Exercise instructions: Collect each line containing "Give".

Extracted entries:
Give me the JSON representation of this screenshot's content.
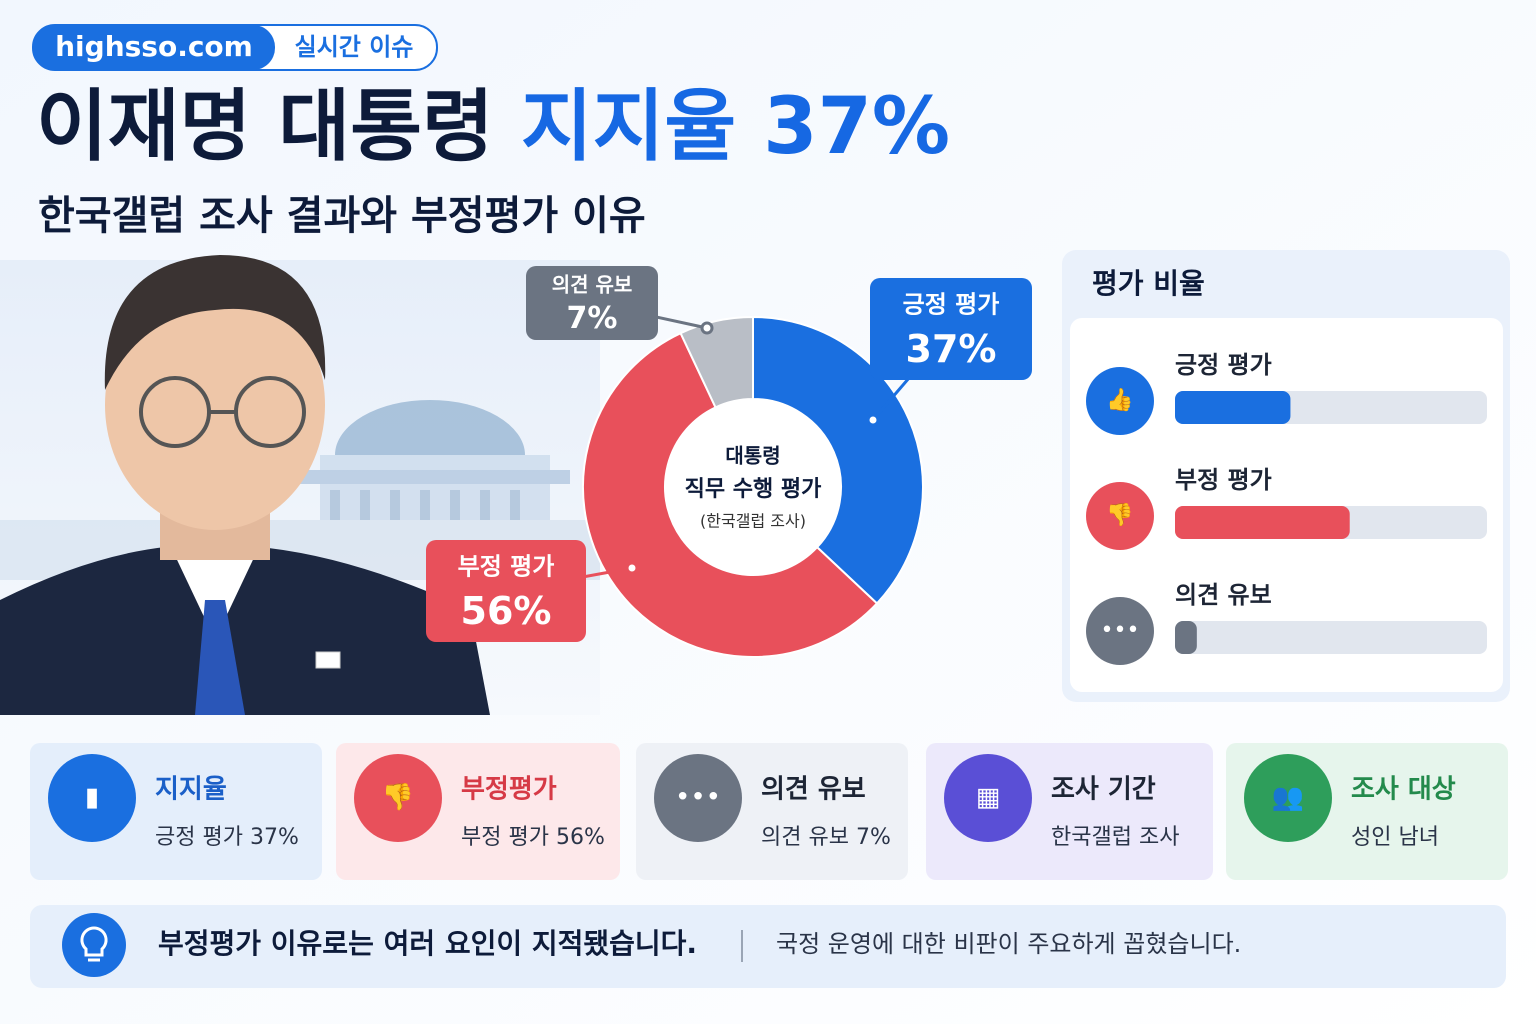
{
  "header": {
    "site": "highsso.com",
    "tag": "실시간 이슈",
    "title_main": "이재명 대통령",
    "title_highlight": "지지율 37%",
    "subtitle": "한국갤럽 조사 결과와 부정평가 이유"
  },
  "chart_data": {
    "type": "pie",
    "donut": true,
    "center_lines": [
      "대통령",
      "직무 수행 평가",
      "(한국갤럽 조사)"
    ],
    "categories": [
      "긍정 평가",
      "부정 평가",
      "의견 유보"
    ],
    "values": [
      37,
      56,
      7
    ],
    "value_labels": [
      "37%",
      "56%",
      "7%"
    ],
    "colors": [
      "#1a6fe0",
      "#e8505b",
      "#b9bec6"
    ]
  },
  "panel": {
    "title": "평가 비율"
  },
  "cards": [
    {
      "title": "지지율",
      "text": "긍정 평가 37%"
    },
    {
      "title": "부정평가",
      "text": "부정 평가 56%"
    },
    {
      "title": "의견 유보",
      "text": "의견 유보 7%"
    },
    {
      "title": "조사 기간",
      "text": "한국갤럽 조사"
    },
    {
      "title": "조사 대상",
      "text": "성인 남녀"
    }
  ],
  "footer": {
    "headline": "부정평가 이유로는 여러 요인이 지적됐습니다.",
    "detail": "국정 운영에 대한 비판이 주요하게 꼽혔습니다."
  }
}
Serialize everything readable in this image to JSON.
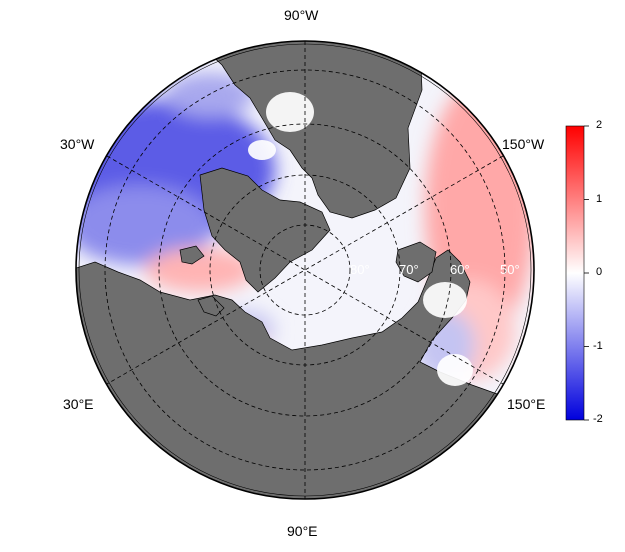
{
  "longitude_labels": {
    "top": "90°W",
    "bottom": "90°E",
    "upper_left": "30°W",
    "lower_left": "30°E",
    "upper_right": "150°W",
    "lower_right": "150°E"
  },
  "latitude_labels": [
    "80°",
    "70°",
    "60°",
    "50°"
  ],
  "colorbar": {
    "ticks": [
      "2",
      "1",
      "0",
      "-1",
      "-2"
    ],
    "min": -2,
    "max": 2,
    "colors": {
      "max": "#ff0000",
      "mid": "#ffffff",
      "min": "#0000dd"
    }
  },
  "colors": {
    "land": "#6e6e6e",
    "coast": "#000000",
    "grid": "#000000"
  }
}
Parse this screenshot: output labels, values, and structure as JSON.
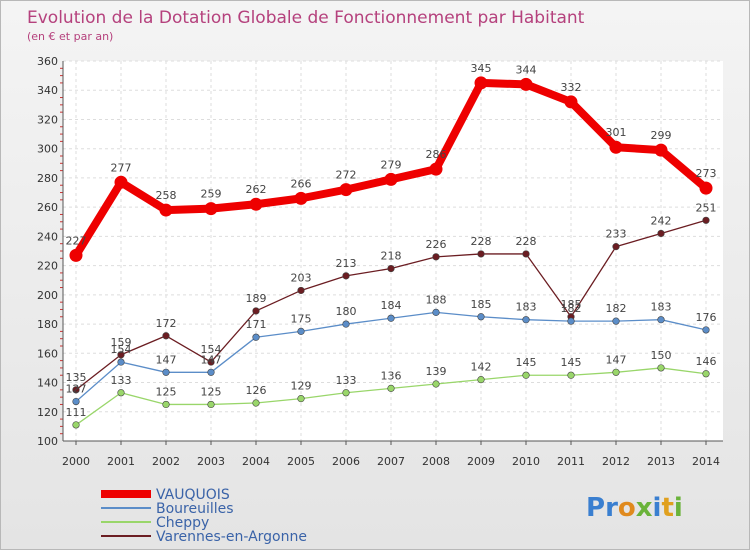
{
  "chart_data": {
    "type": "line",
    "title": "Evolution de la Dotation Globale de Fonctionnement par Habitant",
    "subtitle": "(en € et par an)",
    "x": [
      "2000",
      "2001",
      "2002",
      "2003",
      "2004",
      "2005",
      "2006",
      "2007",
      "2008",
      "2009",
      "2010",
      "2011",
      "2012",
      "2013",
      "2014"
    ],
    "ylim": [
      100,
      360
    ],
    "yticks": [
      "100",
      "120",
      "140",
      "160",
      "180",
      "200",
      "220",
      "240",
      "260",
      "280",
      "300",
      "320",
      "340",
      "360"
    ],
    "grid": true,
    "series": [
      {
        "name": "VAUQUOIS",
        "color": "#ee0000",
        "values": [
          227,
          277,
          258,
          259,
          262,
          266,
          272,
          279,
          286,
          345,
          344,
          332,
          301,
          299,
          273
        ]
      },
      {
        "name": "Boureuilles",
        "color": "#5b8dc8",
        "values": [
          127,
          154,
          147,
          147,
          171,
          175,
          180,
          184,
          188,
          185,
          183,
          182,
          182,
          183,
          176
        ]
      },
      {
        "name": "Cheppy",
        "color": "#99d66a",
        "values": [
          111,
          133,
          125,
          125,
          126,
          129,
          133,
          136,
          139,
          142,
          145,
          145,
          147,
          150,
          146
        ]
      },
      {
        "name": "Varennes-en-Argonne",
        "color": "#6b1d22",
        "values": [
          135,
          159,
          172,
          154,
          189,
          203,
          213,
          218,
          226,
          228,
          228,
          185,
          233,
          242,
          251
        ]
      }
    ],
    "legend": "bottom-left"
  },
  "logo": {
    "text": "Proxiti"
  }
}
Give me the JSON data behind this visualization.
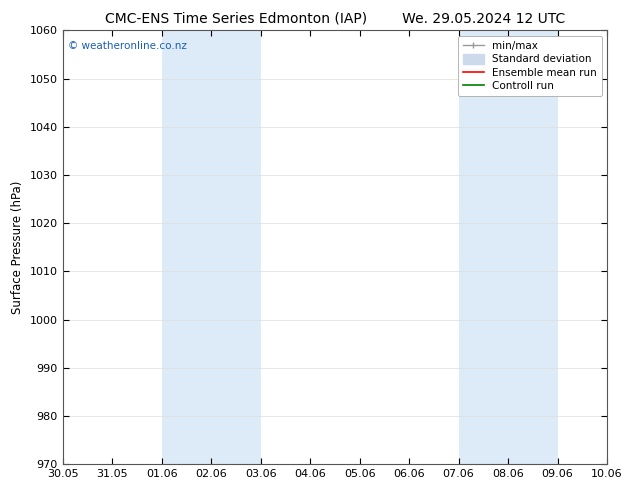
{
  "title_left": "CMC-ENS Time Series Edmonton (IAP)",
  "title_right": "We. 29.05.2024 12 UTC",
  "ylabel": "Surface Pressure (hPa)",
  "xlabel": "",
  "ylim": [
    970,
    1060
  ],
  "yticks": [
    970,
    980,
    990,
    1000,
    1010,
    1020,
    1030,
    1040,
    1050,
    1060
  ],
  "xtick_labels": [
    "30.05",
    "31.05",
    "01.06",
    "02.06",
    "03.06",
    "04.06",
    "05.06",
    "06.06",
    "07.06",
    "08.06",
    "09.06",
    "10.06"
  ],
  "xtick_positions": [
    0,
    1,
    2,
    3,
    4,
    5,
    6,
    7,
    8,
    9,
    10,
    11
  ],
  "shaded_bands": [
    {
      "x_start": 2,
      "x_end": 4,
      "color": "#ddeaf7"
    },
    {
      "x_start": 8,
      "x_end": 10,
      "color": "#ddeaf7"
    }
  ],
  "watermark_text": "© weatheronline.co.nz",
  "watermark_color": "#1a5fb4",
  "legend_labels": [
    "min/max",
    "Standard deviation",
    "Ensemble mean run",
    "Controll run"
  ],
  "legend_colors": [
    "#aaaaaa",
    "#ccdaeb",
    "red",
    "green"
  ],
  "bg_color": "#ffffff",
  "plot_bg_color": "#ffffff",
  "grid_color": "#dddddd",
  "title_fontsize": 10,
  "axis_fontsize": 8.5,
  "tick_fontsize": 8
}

Written answer:
Give me the JSON representation of this screenshot's content.
Give me the JSON data behind this visualization.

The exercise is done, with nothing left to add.